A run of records

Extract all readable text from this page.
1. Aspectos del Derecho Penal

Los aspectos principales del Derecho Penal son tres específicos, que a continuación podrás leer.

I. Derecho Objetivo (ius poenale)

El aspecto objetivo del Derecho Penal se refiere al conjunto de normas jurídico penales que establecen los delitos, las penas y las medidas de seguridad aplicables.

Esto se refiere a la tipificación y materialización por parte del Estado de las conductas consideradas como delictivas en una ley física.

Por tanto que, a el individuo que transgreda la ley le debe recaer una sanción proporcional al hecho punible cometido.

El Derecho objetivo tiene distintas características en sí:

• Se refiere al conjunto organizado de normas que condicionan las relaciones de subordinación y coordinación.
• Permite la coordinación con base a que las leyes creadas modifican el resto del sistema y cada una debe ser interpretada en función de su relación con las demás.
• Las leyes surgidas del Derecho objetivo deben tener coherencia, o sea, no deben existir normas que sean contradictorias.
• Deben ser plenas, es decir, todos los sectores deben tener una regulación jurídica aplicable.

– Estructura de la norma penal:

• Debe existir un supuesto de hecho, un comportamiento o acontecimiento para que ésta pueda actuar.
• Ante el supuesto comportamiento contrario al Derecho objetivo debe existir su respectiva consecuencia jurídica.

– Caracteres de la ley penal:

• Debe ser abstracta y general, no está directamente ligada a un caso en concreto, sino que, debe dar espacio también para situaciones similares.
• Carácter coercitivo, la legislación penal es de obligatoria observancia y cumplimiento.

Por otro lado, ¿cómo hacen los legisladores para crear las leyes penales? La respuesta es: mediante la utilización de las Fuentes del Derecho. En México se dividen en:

◆ Instructions for the task:
Identify each line of the material where the word "tener" shows up, and copy it.

◆ Worked solution:
• Las leyes surgidas del Derecho objetivo deben tener coherencia, o sea, no deben existir normas que sean contradictorias.
• Deben ser plenas, es decir, todos los sectores deben tener una regulación jurídica aplicable.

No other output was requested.